- [What is asked] Can you print every record below exactly as written?

- [Provided records]
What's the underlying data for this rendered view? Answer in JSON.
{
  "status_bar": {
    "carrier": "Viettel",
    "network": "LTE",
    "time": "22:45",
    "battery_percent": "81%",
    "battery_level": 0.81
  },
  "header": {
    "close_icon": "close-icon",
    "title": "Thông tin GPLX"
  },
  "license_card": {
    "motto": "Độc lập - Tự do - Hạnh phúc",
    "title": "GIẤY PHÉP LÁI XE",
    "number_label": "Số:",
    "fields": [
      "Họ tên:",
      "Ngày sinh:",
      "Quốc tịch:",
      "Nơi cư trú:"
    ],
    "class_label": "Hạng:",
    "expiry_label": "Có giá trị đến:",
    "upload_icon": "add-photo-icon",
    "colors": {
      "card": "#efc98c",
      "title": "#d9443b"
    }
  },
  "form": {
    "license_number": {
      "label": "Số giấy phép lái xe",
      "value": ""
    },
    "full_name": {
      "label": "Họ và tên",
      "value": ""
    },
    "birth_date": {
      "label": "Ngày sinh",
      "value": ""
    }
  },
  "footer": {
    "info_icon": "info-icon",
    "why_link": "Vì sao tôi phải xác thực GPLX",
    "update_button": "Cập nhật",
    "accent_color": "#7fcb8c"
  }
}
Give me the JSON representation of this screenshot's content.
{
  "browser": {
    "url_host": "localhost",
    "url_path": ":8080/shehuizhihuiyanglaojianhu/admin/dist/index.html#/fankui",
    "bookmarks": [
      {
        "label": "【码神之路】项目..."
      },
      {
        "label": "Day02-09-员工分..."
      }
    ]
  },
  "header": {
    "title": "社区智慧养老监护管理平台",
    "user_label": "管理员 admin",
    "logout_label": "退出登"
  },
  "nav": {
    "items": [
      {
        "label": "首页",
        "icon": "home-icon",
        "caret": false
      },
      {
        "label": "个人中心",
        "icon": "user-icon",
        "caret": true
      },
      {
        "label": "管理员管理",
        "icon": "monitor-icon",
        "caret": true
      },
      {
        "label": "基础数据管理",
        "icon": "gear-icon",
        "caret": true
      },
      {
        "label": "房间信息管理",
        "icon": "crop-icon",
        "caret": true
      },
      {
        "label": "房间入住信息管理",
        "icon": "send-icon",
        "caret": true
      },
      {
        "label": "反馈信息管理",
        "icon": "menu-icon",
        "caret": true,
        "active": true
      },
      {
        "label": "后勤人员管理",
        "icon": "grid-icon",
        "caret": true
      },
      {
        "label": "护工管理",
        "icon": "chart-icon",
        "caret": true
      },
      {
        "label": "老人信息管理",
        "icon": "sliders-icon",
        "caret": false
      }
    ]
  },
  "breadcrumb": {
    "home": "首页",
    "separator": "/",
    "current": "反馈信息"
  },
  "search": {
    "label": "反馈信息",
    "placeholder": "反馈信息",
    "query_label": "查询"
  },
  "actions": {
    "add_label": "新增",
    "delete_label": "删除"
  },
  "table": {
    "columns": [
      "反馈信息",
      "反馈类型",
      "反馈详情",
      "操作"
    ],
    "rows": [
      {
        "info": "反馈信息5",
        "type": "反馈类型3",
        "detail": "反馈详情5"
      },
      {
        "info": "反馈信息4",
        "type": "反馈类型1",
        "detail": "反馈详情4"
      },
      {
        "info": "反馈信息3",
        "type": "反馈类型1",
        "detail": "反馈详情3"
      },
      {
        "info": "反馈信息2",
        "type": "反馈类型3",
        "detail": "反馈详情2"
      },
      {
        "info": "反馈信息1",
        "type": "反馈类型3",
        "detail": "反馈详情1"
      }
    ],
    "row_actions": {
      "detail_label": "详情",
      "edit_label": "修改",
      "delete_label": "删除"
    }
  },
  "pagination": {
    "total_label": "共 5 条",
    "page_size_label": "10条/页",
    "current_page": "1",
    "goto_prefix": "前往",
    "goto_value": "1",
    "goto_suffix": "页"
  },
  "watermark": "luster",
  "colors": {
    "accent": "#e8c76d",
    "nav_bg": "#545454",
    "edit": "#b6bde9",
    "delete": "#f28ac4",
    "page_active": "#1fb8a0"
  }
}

- [Exercise result]
What's the underlying data for this rendered view? Answer in JSON.
{
  "status_bar": {
    "carrier": "Viettel",
    "network": "LTE",
    "time": "22:45",
    "battery_percent": "81%",
    "battery_level": 0.81
  },
  "header": {
    "close_icon": "close-icon",
    "title": "Thông tin GPLX"
  },
  "license_card": {
    "motto": "Độc lập - Tự do - Hạnh phúc",
    "title": "GIẤY PHÉP LÁI XE",
    "number_label": "Số:",
    "fields": [
      "Họ tên:",
      "Ngày sinh:",
      "Quốc tịch:",
      "Nơi cư trú:"
    ],
    "class_label": "Hạng:",
    "expiry_label": "Có giá trị đến:",
    "upload_icon": "add-photo-icon",
    "colors": {
      "card": "#efc98c",
      "title": "#d9443b"
    }
  },
  "form": {
    "license_number": {
      "label": "Số giấy phép lái xe",
      "value": ""
    },
    "full_name": {
      "label": "Họ và tên",
      "value": ""
    },
    "birth_date": {
      "label": "Ngày sinh",
      "value": ""
    }
  },
  "footer": {
    "info_icon": "info-icon",
    "why_link": "Vì sao tôi phải xác thực GPLX",
    "update_button": "Cập nhật",
    "accent_color": "#7fcb8c"
  }
}
Give me the JSON representation of this screenshot's content.
{
  "browser": {
    "url_host": "localhost",
    "url_path": ":8080/shehuizhihuiyanglaojianhu/admin/dist/index.html#/fankui",
    "bookmarks": [
      {
        "label": "【码神之路】项目..."
      },
      {
        "label": "Day02-09-员工分..."
      }
    ]
  },
  "header": {
    "title": "社区智慧养老监护管理平台",
    "user_label": "管理员 admin",
    "logout_label": "退出登"
  },
  "nav": {
    "items": [
      {
        "label": "首页",
        "icon": "home-icon",
        "caret": false
      },
      {
        "label": "个人中心",
        "icon": "user-icon",
        "caret": true
      },
      {
        "label": "管理员管理",
        "icon": "monitor-icon",
        "caret": true
      },
      {
        "label": "基础数据管理",
        "icon": "gear-icon",
        "caret": true
      },
      {
        "label": "房间信息管理",
        "icon": "crop-icon",
        "caret": true
      },
      {
        "label": "房间入住信息管理",
        "icon": "send-icon",
        "caret": true
      },
      {
        "label": "反馈信息管理",
        "icon": "menu-icon",
        "caret": true,
        "active": true
      },
      {
        "label": "后勤人员管理",
        "icon": "grid-icon",
        "caret": true
      },
      {
        "label": "护工管理",
        "icon": "chart-icon",
        "caret": true
      },
      {
        "label": "老人信息管理",
        "icon": "sliders-icon",
        "caret": false
      }
    ]
  },
  "breadcrumb": {
    "home": "首页",
    "separator": "/",
    "current": "反馈信息"
  },
  "search": {
    "label": "反馈信息",
    "placeholder": "反馈信息",
    "query_label": "查询"
  },
  "actions": {
    "add_label": "新增",
    "delete_label": "删除"
  },
  "table": {
    "columns": [
      "反馈信息",
      "反馈类型",
      "反馈详情",
      "操作"
    ],
    "rows": [
      {
        "info": "反馈信息5",
        "type": "反馈类型3",
        "detail": "反馈详情5"
      },
      {
        "info": "反馈信息4",
        "type": "反馈类型1",
        "detail": "反馈详情4"
      },
      {
        "info": "反馈信息3",
        "type": "反馈类型1",
        "detail": "反馈详情3"
      },
      {
        "info": "反馈信息2",
        "type": "反馈类型3",
        "detail": "反馈详情2"
      },
      {
        "info": "反馈信息1",
        "type": "反馈类型3",
        "detail": "反馈详情1"
      }
    ],
    "row_actions": {
      "detail_label": "详情",
      "edit_label": "修改",
      "delete_label": "删除"
    }
  },
  "pagination": {
    "total_label": "共 5 条",
    "page_size_label": "10条/页",
    "current_page": "1",
    "goto_prefix": "前往",
    "goto_value": "1",
    "goto_suffix": "页"
  },
  "watermark": "luster",
  "colors": {
    "accent": "#e8c76d",
    "nav_bg": "#545454",
    "edit": "#b6bde9",
    "delete": "#f28ac4",
    "page_active": "#1fb8a0"
  }
}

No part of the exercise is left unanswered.